Task description:
All lines in the data bearing the string "content" should be identified and copied.

Material supplied:
▬▬▬

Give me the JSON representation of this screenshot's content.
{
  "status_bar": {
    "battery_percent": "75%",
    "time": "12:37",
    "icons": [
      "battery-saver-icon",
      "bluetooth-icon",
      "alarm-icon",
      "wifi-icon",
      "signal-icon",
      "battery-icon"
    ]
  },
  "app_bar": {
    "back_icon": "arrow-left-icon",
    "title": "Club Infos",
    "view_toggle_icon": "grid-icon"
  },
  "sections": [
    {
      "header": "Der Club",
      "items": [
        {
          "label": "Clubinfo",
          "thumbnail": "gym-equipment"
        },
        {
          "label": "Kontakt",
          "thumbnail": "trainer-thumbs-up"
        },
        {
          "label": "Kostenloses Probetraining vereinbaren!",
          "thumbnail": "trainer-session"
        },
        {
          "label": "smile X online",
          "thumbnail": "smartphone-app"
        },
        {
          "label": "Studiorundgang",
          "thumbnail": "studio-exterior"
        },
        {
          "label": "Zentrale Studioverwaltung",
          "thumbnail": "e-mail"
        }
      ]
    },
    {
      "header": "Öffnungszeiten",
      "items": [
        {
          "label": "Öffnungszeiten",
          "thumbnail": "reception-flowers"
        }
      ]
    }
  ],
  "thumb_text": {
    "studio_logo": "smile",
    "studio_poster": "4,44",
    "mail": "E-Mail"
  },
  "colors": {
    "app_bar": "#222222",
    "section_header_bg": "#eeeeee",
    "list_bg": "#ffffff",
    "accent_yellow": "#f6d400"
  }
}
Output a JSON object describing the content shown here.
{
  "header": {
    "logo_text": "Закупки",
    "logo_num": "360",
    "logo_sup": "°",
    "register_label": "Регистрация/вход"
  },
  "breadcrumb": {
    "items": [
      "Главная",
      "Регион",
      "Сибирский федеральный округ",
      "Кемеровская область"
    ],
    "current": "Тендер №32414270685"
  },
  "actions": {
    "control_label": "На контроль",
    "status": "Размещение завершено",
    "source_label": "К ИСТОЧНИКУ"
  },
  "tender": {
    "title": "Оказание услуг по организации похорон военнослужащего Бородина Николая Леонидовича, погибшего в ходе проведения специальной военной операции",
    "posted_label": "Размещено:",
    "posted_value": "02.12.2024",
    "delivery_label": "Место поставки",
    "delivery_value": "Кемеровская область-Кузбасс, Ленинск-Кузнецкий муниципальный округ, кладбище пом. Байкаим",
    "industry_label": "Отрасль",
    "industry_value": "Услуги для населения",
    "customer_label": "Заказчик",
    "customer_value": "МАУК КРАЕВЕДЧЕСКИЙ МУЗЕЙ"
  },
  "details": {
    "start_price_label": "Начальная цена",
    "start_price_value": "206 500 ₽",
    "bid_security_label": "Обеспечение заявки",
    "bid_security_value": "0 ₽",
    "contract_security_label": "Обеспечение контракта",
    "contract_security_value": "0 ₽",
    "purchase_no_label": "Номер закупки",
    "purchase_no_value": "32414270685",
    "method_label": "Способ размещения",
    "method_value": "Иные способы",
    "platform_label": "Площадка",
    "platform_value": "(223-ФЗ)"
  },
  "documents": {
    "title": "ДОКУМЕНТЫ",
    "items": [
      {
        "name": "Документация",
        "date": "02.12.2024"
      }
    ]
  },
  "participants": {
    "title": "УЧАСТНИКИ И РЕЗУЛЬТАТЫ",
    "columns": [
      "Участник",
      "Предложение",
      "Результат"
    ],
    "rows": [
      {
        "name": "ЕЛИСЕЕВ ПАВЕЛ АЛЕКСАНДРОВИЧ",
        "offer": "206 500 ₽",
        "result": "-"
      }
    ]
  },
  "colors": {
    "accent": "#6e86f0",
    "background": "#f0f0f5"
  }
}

▬▬▬

Written solution:
Give me the JSON representation of this screenshot's content.
Output a JSON object describing the content shown here.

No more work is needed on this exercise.